SUPPLIED INFORMATION >>
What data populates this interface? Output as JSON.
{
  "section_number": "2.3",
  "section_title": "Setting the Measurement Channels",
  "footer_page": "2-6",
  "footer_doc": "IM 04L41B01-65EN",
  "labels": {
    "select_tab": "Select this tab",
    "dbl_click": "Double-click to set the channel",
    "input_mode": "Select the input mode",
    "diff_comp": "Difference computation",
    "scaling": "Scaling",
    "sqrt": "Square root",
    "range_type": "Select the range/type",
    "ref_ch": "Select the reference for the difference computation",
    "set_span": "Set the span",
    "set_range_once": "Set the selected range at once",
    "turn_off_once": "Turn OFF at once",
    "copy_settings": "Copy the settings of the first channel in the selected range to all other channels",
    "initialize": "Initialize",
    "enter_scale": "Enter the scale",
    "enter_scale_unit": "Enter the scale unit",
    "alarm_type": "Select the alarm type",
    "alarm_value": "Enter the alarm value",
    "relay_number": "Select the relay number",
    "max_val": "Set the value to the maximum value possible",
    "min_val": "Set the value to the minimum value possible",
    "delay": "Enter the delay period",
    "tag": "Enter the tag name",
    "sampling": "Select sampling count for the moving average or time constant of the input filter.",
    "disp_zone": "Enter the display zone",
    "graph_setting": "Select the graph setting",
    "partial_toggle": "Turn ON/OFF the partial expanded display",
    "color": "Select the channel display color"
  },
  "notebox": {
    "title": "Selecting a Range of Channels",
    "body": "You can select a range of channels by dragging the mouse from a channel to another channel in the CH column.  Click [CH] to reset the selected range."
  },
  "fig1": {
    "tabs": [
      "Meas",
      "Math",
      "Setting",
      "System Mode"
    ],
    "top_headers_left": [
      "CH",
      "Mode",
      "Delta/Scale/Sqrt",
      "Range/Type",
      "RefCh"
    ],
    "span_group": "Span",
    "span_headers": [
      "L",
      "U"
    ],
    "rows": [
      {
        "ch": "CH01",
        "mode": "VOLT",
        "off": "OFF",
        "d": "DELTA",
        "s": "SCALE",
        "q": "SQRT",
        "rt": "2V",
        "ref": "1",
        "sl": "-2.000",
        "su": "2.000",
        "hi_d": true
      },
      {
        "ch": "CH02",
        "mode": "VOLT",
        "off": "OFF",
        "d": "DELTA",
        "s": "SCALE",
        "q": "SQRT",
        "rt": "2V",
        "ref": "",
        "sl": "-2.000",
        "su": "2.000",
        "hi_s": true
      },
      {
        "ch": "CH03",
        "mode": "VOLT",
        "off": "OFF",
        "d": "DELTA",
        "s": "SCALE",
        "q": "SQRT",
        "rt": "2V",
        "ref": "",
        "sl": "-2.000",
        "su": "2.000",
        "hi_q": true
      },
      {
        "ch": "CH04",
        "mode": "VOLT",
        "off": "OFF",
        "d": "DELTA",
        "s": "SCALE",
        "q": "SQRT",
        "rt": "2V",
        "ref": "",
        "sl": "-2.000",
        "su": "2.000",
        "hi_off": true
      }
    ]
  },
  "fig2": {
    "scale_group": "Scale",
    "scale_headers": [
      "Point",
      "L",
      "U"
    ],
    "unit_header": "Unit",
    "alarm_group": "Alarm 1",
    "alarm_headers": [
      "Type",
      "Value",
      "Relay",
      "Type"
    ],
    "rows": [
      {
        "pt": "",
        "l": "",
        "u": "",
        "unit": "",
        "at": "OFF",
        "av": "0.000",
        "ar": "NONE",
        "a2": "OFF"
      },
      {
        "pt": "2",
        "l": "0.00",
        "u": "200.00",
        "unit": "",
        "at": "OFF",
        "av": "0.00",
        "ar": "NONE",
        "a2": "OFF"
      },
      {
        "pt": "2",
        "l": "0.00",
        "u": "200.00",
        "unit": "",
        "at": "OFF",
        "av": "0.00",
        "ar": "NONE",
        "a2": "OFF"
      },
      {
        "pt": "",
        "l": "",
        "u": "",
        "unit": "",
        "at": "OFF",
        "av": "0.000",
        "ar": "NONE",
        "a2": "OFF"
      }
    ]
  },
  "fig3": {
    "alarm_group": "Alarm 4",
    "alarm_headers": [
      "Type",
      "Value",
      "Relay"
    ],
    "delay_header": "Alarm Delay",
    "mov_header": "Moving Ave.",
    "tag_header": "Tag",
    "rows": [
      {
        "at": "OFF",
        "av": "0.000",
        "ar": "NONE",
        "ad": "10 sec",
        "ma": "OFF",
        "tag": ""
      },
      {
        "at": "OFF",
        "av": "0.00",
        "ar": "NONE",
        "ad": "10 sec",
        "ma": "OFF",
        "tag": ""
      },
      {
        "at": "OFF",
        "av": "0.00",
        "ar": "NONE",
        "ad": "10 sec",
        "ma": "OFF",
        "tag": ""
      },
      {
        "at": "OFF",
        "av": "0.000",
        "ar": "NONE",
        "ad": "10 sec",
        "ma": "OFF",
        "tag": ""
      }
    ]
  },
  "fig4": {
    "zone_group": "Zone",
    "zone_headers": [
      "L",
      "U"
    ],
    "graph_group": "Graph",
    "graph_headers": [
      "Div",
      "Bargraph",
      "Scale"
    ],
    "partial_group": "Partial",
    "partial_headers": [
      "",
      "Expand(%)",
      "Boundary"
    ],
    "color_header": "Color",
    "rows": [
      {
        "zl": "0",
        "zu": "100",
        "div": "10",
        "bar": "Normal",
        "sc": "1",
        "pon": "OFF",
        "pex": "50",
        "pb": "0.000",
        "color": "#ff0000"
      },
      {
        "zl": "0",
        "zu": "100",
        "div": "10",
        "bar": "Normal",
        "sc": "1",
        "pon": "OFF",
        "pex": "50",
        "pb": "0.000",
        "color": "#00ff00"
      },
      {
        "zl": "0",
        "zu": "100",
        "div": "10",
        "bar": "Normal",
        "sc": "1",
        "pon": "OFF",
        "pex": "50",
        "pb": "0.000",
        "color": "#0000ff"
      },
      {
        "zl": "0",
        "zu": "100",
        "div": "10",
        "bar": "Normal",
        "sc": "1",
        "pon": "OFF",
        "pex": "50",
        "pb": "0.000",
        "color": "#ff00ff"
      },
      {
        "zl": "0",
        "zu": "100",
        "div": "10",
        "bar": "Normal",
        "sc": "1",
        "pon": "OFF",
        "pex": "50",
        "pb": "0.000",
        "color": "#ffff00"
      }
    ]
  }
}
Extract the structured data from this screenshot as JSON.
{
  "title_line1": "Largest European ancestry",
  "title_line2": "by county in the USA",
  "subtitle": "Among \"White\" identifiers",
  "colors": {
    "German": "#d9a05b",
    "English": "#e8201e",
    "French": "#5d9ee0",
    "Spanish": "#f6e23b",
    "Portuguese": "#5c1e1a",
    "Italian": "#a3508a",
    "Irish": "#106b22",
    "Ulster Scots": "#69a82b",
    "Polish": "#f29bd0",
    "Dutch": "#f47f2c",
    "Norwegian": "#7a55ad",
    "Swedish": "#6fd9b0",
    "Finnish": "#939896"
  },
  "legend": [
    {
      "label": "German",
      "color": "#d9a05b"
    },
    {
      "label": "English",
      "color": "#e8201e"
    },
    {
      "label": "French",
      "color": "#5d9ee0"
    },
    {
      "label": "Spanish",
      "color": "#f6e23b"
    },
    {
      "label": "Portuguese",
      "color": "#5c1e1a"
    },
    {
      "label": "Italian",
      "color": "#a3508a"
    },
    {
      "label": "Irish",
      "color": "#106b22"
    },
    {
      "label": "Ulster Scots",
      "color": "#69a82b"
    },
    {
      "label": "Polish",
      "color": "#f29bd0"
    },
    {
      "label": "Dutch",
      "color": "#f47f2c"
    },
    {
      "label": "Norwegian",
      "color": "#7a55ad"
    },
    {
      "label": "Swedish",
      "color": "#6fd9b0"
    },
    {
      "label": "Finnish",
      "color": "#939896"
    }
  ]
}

PROBLEM >>
Set down every line of the listing above again, exactly as given.

OUTPUT OF THE TASK >>
What data populates this interface? Output as JSON.
{
  "section_number": "2.3",
  "section_title": "Setting the Measurement Channels",
  "footer_page": "2-6",
  "footer_doc": "IM 04L41B01-65EN",
  "labels": {
    "select_tab": "Select this tab",
    "dbl_click": "Double-click to set the channel",
    "input_mode": "Select the input mode",
    "diff_comp": "Difference computation",
    "scaling": "Scaling",
    "sqrt": "Square root",
    "range_type": "Select the range/type",
    "ref_ch": "Select the reference for the difference computation",
    "set_span": "Set the span",
    "set_range_once": "Set the selected range at once",
    "turn_off_once": "Turn OFF at once",
    "copy_settings": "Copy the settings of the first channel in the selected range to all other channels",
    "initialize": "Initialize",
    "enter_scale": "Enter the scale",
    "enter_scale_unit": "Enter the scale unit",
    "alarm_type": "Select the alarm type",
    "alarm_value": "Enter the alarm value",
    "relay_number": "Select the relay number",
    "max_val": "Set the value to the maximum value possible",
    "min_val": "Set the value to the minimum value possible",
    "delay": "Enter the delay period",
    "tag": "Enter the tag name",
    "sampling": "Select sampling count for the moving average or time constant of the input filter.",
    "disp_zone": "Enter the display zone",
    "graph_setting": "Select the graph setting",
    "partial_toggle": "Turn ON/OFF the partial expanded display",
    "color": "Select the channel display color"
  },
  "notebox": {
    "title": "Selecting a Range of Channels",
    "body": "You can select a range of channels by dragging the mouse from a channel to another channel in the CH column.  Click [CH] to reset the selected range."
  },
  "fig1": {
    "tabs": [
      "Meas",
      "Math",
      "Setting",
      "System Mode"
    ],
    "top_headers_left": [
      "CH",
      "Mode",
      "Delta/Scale/Sqrt",
      "Range/Type",
      "RefCh"
    ],
    "span_group": "Span",
    "span_headers": [
      "L",
      "U"
    ],
    "rows": [
      {
        "ch": "CH01",
        "mode": "VOLT",
        "off": "OFF",
        "d": "DELTA",
        "s": "SCALE",
        "q": "SQRT",
        "rt": "2V",
        "ref": "1",
        "sl": "-2.000",
        "su": "2.000",
        "hi_d": true
      },
      {
        "ch": "CH02",
        "mode": "VOLT",
        "off": "OFF",
        "d": "DELTA",
        "s": "SCALE",
        "q": "SQRT",
        "rt": "2V",
        "ref": "",
        "sl": "-2.000",
        "su": "2.000",
        "hi_s": true
      },
      {
        "ch": "CH03",
        "mode": "VOLT",
        "off": "OFF",
        "d": "DELTA",
        "s": "SCALE",
        "q": "SQRT",
        "rt": "2V",
        "ref": "",
        "sl": "-2.000",
        "su": "2.000",
        "hi_q": true
      },
      {
        "ch": "CH04",
        "mode": "VOLT",
        "off": "OFF",
        "d": "DELTA",
        "s": "SCALE",
        "q": "SQRT",
        "rt": "2V",
        "ref": "",
        "sl": "-2.000",
        "su": "2.000",
        "hi_off": true
      }
    ]
  },
  "fig2": {
    "scale_group": "Scale",
    "scale_headers": [
      "Point",
      "L",
      "U"
    ],
    "unit_header": "Unit",
    "alarm_group": "Alarm 1",
    "alarm_headers": [
      "Type",
      "Value",
      "Relay",
      "Type"
    ],
    "rows": [
      {
        "pt": "",
        "l": "",
        "u": "",
        "unit": "",
        "at": "OFF",
        "av": "0.000",
        "ar": "NONE",
        "a2": "OFF"
      },
      {
        "pt": "2",
        "l": "0.00",
        "u": "200.00",
        "unit": "",
        "at": "OFF",
        "av": "0.00",
        "ar": "NONE",
        "a2": "OFF"
      },
      {
        "pt": "2",
        "l": "0.00",
        "u": "200.00",
        "unit": "",
        "at": "OFF",
        "av": "0.00",
        "ar": "NONE",
        "a2": "OFF"
      },
      {
        "pt": "",
        "l": "",
        "u": "",
        "unit": "",
        "at": "OFF",
        "av": "0.000",
        "ar": "NONE",
        "a2": "OFF"
      }
    ]
  },
  "fig3": {
    "alarm_group": "Alarm 4",
    "alarm_headers": [
      "Type",
      "Value",
      "Relay"
    ],
    "delay_header": "Alarm Delay",
    "mov_header": "Moving Ave.",
    "tag_header": "Tag",
    "rows": [
      {
        "at": "OFF",
        "av": "0.000",
        "ar": "NONE",
        "ad": "10 sec",
        "ma": "OFF",
        "tag": ""
      },
      {
        "at": "OFF",
        "av": "0.00",
        "ar": "NONE",
        "ad": "10 sec",
        "ma": "OFF",
        "tag": ""
      },
      {
        "at": "OFF",
        "av": "0.00",
        "ar": "NONE",
        "ad": "10 sec",
        "ma": "OFF",
        "tag": ""
      },
      {
        "at": "OFF",
        "av": "0.000",
        "ar": "NONE",
        "ad": "10 sec",
        "ma": "OFF",
        "tag": ""
      }
    ]
  },
  "fig4": {
    "zone_group": "Zone",
    "zone_headers": [
      "L",
      "U"
    ],
    "graph_group": "Graph",
    "graph_headers": [
      "Div",
      "Bargraph",
      "Scale"
    ],
    "partial_group": "Partial",
    "partial_headers": [
      "",
      "Expand(%)",
      "Boundary"
    ],
    "color_header": "Color",
    "rows": [
      {
        "zl": "0",
        "zu": "100",
        "div": "10",
        "bar": "Normal",
        "sc": "1",
        "pon": "OFF",
        "pex": "50",
        "pb": "0.000",
        "color": "#ff0000"
      },
      {
        "zl": "0",
        "zu": "100",
        "div": "10",
        "bar": "Normal",
        "sc": "1",
        "pon": "OFF",
        "pex": "50",
        "pb": "0.000",
        "color": "#00ff00"
      },
      {
        "zl": "0",
        "zu": "100",
        "div": "10",
        "bar": "Normal",
        "sc": "1",
        "pon": "OFF",
        "pex": "50",
        "pb": "0.000",
        "color": "#0000ff"
      },
      {
        "zl": "0",
        "zu": "100",
        "div": "10",
        "bar": "Normal",
        "sc": "1",
        "pon": "OFF",
        "pex": "50",
        "pb": "0.000",
        "color": "#ff00ff"
      },
      {
        "zl": "0",
        "zu": "100",
        "div": "10",
        "bar": "Normal",
        "sc": "1",
        "pon": "OFF",
        "pex": "50",
        "pb": "0.000",
        "color": "#ffff00"
      }
    ]
  }
}
Extract the structured data from this screenshot as JSON.
{
  "title_line1": "Largest European ancestry",
  "title_line2": "by county in the USA",
  "subtitle": "Among \"White\" identifiers",
  "colors": {
    "German": "#d9a05b",
    "English": "#e8201e",
    "French": "#5d9ee0",
    "Spanish": "#f6e23b",
    "Portuguese": "#5c1e1a",
    "Italian": "#a3508a",
    "Irish": "#106b22",
    "Ulster Scots": "#69a82b",
    "Polish": "#f29bd0",
    "Dutch": "#f47f2c",
    "Norwegian": "#7a55ad",
    "Swedish": "#6fd9b0",
    "Finnish": "#939896"
  },
  "legend": [
    {
      "label": "German",
      "color": "#d9a05b"
    },
    {
      "label": "English",
      "color": "#e8201e"
    },
    {
      "label": "French",
      "color": "#5d9ee0"
    },
    {
      "label": "Spanish",
      "color": "#f6e23b"
    },
    {
      "label": "Portuguese",
      "color": "#5c1e1a"
    },
    {
      "label": "Italian",
      "color": "#a3508a"
    },
    {
      "label": "Irish",
      "color": "#106b22"
    },
    {
      "label": "Ulster Scots",
      "color": "#69a82b"
    },
    {
      "label": "Polish",
      "color": "#f29bd0"
    },
    {
      "label": "Dutch",
      "color": "#f47f2c"
    },
    {
      "label": "Norwegian",
      "color": "#7a55ad"
    },
    {
      "label": "Swedish",
      "color": "#6fd9b0"
    },
    {
      "label": "Finnish",
      "color": "#939896"
    }
  ]
}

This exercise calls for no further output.